[START OF Material provided]

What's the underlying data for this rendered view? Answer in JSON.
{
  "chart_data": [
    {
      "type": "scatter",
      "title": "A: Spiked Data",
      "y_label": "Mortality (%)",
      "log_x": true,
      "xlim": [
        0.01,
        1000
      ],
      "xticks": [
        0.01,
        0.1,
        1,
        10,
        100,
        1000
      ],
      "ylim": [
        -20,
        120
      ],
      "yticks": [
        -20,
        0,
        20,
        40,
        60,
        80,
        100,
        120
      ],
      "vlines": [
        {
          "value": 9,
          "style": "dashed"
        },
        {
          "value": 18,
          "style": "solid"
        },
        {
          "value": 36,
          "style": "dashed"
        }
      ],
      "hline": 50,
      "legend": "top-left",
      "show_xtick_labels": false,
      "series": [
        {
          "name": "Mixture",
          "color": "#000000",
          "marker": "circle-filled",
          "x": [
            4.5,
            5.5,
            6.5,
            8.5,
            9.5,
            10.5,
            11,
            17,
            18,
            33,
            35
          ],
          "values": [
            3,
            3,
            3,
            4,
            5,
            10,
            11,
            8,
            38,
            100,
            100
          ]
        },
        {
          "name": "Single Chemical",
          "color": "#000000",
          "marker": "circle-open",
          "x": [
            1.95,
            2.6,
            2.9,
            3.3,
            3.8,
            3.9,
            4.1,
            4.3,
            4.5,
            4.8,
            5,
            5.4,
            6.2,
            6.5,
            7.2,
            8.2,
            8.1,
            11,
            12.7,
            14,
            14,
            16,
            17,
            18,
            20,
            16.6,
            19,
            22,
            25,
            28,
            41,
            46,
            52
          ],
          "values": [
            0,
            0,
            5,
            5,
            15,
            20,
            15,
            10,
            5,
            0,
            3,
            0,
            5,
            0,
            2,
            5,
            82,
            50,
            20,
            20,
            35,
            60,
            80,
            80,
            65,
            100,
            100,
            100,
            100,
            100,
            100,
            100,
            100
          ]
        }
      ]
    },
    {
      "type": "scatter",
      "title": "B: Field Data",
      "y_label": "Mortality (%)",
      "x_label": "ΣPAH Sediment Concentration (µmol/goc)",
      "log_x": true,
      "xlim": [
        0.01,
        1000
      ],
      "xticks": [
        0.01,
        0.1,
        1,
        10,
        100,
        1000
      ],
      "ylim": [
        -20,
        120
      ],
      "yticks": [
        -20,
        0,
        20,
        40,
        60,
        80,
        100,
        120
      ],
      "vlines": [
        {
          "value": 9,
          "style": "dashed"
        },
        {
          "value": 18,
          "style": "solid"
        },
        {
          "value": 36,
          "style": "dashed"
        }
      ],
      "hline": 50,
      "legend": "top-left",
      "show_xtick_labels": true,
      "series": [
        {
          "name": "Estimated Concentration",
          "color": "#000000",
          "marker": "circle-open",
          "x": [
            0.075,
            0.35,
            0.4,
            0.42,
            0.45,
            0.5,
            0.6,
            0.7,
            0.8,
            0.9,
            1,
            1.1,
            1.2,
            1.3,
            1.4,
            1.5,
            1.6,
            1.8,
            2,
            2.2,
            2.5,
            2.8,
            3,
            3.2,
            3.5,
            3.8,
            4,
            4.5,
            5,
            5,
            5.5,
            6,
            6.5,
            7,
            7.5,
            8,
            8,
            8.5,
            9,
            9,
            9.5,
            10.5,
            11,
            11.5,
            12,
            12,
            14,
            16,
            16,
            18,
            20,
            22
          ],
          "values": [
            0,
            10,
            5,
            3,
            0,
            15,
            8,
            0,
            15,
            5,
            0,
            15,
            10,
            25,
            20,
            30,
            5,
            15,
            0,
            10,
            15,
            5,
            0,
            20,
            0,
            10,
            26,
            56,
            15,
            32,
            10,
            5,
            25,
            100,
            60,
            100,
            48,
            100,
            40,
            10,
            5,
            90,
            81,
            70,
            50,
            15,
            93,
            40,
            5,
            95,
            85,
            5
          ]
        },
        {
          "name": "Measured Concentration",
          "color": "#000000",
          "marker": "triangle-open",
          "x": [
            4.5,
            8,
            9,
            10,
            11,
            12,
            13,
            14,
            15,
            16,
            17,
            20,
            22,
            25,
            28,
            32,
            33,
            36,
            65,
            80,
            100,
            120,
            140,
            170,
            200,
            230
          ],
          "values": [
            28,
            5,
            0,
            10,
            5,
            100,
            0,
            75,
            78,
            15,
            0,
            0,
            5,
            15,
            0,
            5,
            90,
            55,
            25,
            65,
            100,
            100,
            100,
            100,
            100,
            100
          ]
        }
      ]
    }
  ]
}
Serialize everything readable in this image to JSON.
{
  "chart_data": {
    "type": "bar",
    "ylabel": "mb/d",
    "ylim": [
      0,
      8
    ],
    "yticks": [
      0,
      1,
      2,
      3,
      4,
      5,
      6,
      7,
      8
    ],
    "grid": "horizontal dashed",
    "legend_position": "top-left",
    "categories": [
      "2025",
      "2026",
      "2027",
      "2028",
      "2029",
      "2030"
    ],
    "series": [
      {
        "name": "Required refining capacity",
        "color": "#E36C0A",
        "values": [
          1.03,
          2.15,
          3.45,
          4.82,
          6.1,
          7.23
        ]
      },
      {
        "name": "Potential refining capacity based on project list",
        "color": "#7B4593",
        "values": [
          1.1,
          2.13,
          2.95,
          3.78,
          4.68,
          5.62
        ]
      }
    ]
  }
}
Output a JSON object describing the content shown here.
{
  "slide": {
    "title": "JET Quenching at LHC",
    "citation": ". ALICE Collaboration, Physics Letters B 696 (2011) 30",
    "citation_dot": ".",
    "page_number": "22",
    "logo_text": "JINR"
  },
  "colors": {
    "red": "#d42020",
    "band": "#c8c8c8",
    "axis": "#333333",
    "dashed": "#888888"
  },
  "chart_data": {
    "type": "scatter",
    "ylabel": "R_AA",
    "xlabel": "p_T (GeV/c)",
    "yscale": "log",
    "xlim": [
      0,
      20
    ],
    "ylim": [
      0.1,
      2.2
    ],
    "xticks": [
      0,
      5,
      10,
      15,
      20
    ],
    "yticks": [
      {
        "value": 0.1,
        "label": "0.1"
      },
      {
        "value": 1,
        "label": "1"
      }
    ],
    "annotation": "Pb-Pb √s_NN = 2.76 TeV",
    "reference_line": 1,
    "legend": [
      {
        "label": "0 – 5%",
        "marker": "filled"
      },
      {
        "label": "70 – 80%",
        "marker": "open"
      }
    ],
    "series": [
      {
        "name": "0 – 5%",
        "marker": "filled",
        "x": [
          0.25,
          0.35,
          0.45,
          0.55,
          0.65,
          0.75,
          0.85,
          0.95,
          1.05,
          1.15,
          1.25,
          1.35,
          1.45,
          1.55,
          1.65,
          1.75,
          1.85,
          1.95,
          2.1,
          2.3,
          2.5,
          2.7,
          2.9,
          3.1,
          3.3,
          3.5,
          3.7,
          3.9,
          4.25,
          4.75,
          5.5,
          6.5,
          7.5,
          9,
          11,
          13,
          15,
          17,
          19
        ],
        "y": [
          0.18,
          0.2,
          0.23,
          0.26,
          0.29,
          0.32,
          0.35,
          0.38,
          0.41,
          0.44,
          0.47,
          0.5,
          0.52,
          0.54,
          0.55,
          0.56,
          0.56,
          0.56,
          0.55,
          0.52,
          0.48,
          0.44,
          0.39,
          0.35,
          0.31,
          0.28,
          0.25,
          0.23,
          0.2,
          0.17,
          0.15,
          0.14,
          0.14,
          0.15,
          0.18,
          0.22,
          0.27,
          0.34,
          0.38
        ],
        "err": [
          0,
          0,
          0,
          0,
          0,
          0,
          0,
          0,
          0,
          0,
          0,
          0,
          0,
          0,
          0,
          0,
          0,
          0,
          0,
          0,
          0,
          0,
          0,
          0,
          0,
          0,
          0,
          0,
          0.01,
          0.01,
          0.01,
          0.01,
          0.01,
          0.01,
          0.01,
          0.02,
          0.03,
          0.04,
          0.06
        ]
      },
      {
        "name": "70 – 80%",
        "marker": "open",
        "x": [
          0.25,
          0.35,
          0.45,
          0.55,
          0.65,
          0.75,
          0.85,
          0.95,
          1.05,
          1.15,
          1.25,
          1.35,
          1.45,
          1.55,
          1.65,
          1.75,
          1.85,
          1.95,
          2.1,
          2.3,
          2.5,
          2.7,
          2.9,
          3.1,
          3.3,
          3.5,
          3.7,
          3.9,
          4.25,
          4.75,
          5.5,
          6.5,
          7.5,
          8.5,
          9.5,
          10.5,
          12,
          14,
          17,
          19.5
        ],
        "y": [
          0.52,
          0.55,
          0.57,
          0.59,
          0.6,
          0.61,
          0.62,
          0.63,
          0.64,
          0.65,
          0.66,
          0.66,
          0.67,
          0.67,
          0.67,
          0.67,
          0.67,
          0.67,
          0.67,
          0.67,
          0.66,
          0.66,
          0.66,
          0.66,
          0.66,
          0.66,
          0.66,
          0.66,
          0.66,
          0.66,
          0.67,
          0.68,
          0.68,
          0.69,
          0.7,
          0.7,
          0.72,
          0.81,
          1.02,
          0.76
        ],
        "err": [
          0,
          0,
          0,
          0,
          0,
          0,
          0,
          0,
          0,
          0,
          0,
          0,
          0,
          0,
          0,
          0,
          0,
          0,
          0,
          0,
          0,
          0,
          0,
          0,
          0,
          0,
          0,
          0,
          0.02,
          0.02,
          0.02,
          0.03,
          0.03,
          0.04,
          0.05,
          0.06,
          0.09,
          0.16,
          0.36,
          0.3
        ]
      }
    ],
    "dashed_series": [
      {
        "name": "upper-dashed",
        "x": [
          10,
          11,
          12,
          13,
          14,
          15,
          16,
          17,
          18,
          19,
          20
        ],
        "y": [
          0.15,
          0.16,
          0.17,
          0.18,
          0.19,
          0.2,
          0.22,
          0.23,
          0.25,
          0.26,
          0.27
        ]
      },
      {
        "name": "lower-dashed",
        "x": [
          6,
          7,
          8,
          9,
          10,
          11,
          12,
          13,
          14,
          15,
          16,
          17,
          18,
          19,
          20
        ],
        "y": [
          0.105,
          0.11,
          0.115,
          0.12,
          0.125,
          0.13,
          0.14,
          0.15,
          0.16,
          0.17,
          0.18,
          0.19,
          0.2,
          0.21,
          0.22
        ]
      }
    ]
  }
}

[END OF Material provided]

◆ Goal ◆
Go through the entries and return each line where the word "marker" appears.

◆ The output ◆
          "marker": "circle-filled",
          "marker": "circle-open",
          "marker": "circle-open",
          "marker": "triangle-open",
        "marker": "filled"
        "marker": "open"
        "marker": "filled",
        "marker": "open",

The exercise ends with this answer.